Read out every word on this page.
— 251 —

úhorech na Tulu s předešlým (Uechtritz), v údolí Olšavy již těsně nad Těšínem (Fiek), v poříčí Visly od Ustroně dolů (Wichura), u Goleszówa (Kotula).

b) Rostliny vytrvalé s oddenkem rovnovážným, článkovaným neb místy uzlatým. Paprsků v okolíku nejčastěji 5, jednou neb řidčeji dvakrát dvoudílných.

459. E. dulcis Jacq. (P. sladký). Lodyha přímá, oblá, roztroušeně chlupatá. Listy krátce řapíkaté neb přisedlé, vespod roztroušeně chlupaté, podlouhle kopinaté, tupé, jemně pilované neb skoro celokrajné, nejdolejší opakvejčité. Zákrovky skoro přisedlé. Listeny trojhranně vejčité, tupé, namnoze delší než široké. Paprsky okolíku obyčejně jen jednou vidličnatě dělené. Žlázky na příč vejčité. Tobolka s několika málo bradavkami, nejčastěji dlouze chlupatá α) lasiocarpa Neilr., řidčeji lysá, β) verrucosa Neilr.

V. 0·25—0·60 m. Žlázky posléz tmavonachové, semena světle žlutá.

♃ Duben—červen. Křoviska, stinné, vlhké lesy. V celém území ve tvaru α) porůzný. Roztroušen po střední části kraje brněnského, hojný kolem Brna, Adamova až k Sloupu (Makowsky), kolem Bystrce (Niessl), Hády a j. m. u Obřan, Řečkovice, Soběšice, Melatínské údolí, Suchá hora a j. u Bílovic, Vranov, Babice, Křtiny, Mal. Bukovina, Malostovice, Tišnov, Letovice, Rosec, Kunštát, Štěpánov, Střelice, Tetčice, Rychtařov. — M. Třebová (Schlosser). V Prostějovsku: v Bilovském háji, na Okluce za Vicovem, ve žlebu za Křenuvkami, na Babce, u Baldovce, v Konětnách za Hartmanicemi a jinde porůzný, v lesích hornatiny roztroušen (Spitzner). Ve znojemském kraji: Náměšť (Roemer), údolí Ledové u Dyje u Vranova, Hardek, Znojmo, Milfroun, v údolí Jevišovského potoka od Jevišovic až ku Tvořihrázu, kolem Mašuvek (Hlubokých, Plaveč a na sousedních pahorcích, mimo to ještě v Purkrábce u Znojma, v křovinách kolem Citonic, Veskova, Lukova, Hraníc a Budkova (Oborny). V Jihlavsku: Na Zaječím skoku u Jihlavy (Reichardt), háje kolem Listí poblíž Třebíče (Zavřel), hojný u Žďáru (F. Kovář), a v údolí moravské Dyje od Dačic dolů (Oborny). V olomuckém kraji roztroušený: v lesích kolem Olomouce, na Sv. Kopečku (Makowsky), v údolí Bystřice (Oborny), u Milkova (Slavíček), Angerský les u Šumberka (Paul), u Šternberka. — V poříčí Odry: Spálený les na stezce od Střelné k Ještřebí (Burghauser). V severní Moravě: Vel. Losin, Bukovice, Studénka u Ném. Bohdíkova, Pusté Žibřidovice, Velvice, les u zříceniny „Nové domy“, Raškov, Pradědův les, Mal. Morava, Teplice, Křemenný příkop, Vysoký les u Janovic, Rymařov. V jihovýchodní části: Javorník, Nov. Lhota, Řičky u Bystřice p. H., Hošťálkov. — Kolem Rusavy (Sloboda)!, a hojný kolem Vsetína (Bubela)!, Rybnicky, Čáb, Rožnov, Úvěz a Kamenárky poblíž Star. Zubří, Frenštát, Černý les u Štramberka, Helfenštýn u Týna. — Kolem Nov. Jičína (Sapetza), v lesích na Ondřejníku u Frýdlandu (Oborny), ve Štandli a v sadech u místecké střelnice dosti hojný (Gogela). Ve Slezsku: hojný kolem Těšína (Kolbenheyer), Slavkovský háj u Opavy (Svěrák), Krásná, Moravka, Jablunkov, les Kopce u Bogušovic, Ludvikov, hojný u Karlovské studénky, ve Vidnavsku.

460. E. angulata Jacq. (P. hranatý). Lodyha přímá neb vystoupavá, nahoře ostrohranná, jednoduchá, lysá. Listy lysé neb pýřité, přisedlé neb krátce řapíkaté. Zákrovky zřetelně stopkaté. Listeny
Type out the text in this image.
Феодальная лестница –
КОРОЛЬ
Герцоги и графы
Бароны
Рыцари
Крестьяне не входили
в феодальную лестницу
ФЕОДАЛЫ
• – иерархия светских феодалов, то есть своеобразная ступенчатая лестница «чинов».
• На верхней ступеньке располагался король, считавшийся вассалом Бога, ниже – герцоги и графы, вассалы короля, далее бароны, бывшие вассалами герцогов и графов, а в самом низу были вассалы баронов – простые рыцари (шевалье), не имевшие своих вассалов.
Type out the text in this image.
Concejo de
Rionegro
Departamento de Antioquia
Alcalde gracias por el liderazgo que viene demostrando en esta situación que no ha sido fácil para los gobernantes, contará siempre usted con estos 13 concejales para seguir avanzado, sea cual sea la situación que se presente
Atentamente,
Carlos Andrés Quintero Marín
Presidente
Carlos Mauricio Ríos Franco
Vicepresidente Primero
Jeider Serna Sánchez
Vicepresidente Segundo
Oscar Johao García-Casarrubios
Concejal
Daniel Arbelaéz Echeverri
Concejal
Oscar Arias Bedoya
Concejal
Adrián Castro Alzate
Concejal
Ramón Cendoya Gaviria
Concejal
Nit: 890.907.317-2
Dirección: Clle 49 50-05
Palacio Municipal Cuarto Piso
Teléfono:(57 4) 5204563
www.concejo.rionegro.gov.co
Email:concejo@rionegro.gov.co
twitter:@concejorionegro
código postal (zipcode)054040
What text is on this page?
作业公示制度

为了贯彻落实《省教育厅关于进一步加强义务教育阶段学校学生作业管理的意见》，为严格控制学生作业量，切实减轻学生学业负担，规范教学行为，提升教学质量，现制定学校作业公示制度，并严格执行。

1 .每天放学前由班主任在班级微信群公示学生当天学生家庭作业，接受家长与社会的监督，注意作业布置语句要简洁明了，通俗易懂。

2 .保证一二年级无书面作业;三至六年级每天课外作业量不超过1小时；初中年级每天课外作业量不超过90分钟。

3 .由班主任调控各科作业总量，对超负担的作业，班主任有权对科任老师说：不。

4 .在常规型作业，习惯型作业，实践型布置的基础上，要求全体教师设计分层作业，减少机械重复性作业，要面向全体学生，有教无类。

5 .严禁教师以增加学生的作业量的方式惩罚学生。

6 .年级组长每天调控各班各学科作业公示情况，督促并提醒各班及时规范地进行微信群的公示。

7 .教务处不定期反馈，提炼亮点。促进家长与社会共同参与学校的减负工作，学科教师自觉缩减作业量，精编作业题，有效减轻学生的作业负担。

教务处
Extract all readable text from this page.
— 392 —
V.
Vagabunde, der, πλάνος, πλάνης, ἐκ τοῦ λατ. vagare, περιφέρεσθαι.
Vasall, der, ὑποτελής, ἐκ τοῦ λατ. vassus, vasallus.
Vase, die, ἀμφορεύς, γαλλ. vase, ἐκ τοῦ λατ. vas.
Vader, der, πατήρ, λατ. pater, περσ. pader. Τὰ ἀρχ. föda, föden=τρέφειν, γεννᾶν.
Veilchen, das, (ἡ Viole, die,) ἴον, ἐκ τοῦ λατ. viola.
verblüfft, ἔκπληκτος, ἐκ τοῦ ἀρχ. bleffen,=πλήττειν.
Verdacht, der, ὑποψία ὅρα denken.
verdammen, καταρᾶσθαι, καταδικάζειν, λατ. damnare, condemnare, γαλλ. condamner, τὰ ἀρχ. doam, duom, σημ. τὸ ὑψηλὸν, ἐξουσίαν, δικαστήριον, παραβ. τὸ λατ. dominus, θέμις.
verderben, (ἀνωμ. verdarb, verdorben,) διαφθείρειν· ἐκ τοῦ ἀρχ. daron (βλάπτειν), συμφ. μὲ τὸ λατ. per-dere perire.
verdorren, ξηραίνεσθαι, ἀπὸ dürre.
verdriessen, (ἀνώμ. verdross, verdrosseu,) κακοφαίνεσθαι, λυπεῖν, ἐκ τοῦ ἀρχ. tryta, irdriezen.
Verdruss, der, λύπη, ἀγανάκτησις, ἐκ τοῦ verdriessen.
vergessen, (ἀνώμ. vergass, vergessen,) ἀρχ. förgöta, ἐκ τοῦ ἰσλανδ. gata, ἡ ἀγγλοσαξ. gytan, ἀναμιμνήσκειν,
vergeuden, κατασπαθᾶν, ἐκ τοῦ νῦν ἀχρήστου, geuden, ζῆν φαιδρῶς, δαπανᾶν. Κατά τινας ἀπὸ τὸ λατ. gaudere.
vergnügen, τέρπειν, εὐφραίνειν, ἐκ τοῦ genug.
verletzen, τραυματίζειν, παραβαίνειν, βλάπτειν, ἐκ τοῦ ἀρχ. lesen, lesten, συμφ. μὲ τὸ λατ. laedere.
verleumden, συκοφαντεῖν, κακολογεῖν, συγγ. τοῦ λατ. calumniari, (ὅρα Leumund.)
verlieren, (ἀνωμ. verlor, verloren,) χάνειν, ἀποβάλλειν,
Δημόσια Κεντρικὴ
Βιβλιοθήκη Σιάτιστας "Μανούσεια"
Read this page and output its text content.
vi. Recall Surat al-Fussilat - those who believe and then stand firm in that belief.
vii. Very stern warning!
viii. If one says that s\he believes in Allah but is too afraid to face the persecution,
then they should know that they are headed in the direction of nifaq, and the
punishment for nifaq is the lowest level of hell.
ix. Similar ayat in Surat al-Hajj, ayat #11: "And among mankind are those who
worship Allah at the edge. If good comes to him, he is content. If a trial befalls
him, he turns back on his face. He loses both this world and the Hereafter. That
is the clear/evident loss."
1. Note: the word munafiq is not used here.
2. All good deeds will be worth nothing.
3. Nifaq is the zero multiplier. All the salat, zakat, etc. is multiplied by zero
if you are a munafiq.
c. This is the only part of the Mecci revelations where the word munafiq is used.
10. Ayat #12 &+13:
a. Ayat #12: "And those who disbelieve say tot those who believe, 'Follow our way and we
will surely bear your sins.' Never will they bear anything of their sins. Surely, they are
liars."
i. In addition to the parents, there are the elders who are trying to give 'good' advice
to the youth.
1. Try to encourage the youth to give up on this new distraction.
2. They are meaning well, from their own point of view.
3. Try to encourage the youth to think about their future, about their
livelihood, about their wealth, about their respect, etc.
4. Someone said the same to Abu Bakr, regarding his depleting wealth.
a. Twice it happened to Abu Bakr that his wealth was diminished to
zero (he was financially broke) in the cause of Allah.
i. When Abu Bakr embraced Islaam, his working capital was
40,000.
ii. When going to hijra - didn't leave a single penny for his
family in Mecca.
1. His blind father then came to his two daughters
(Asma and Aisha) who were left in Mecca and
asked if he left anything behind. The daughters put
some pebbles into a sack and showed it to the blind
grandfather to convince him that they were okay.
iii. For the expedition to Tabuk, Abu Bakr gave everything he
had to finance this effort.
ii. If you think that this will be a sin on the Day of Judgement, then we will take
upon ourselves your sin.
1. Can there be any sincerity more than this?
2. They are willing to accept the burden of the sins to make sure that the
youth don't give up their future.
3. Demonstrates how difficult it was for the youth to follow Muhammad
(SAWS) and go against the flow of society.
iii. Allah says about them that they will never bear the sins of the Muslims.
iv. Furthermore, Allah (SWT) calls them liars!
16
════════════════════
What to do » Where a line in the entries holds "Mecca", copy that line.

Task answer »
family in Mecca.
(Asma and Aisha) who were left in Mecca and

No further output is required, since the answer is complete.